> [Given task] Copy exactly the lines from the one containing "Extract the structured" through the last line of the records below, including both, and leave out any pictures.

> [Data records]
§ §

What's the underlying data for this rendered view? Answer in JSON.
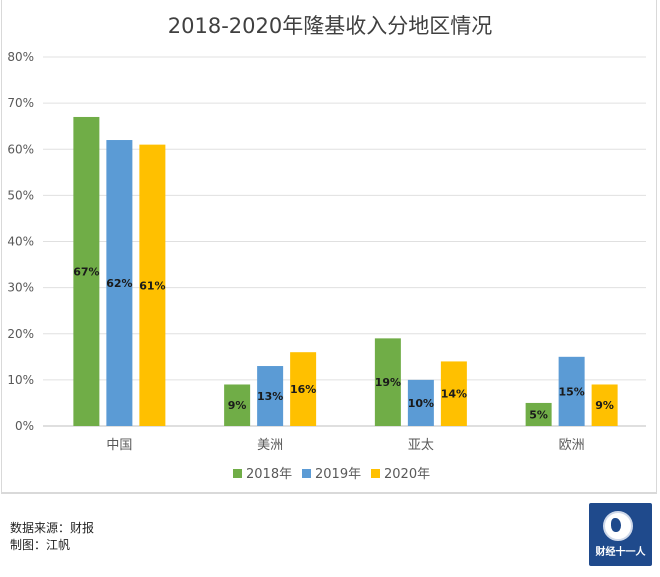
{
  "chart_data": {
    "type": "bar",
    "title": "2018-2020年隆基收入分地区情况",
    "categories": [
      "中国",
      "美洲",
      "亚太",
      "欧洲"
    ],
    "series": [
      {
        "name": "2018年",
        "color": "#70ad47",
        "values": [
          67,
          9,
          19,
          5
        ],
        "labels": [
          "67%",
          "9%",
          "19%",
          "5%"
        ]
      },
      {
        "name": "2019年",
        "color": "#5b9bd5",
        "values": [
          62,
          13,
          10,
          15
        ],
        "labels": [
          "62%",
          "13%",
          "10%",
          "15%"
        ]
      },
      {
        "name": "2020年",
        "color": "#ffc000",
        "values": [
          61,
          16,
          14,
          9
        ],
        "labels": [
          "61%",
          "16%",
          "14%",
          "9%"
        ]
      }
    ],
    "yticks": [
      "0%",
      "10%",
      "20%",
      "30%",
      "40%",
      "50%",
      "60%",
      "70%",
      "80%"
    ],
    "ylim": [
      0,
      80
    ],
    "xlabel": "",
    "ylabel": "",
    "grid": true,
    "legend": "bottom"
  },
  "footer": {
    "source": "数据来源：财报",
    "author": "制图：江帆"
  },
  "logo": {
    "text": "财经十一人"
  }
}
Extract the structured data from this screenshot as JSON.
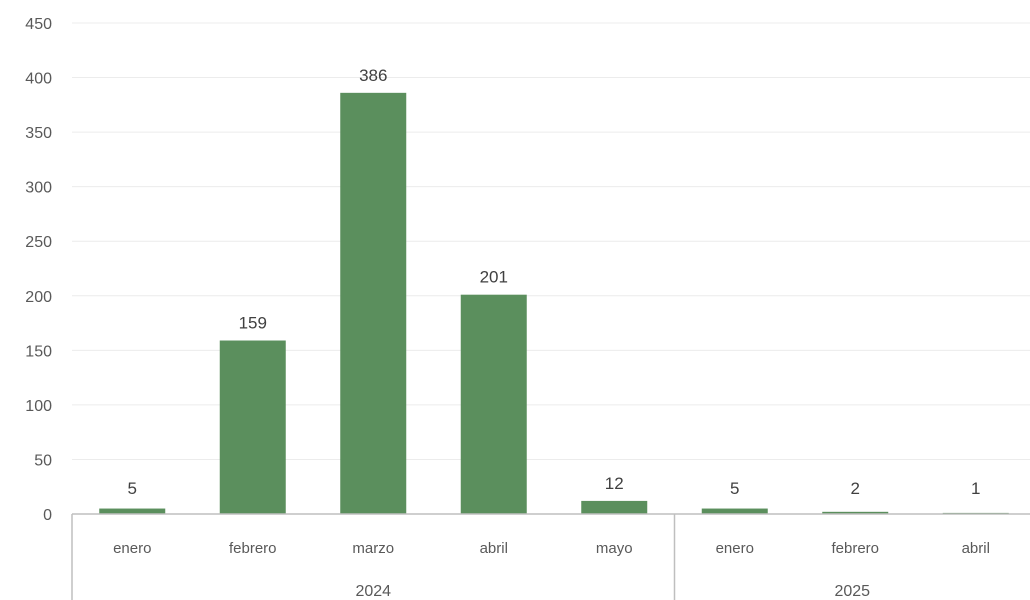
{
  "chart_data": {
    "type": "bar",
    "title": "",
    "xlabel": "",
    "ylabel": "",
    "ylim": [
      0,
      450
    ],
    "yticks": [
      0,
      50,
      100,
      150,
      200,
      250,
      300,
      350,
      400,
      450
    ],
    "ytick_labels": [
      "0",
      "50",
      "100",
      "150",
      "200",
      "250",
      "300",
      "350",
      "400",
      "450"
    ],
    "grid": true,
    "legend": "none",
    "bar_color": "#5b8f5d",
    "groups": [
      {
        "label": "2024",
        "categories": [
          "enero",
          "febrero",
          "marzo",
          "abril",
          "mayo"
        ],
        "values": [
          5,
          159,
          386,
          201,
          12
        ],
        "value_labels": [
          "5",
          "159",
          "386",
          "201",
          "12"
        ]
      },
      {
        "label": "2025",
        "categories": [
          "enero",
          "febrero",
          "abril"
        ],
        "values": [
          5,
          2,
          1
        ],
        "value_labels": [
          "5",
          "2",
          "1"
        ]
      }
    ]
  }
}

§ §

> [Exercise result]
Extract the structured data from this screenshot as JSON.
{
  "chart_data": {
    "type": "bar",
    "title": "",
    "xlabel": "",
    "ylabel": "",
    "ylim": [
      0,
      450
    ],
    "yticks": [
      0,
      50,
      100,
      150,
      200,
      250,
      300,
      350,
      400,
      450
    ],
    "ytick_labels": [
      "0",
      "50",
      "100",
      "150",
      "200",
      "250",
      "300",
      "350",
      "400",
      "450"
    ],
    "grid": true,
    "legend": "none",
    "bar_color": "#5b8f5d",
    "groups": [
      {
        "label": "2024",
        "categories": [
          "enero",
          "febrero",
          "marzo",
          "abril",
          "mayo"
        ],
        "values": [
          5,
          159,
          386,
          201,
          12
        ],
        "value_labels": [
          "5",
          "159",
          "386",
          "201",
          "12"
        ]
      },
      {
        "label": "2025",
        "categories": [
          "enero",
          "febrero",
          "abril"
        ],
        "values": [
          5,
          2,
          1
        ],
        "value_labels": [
          "5",
          "2",
          "1"
        ]
      }
    ]
  }
}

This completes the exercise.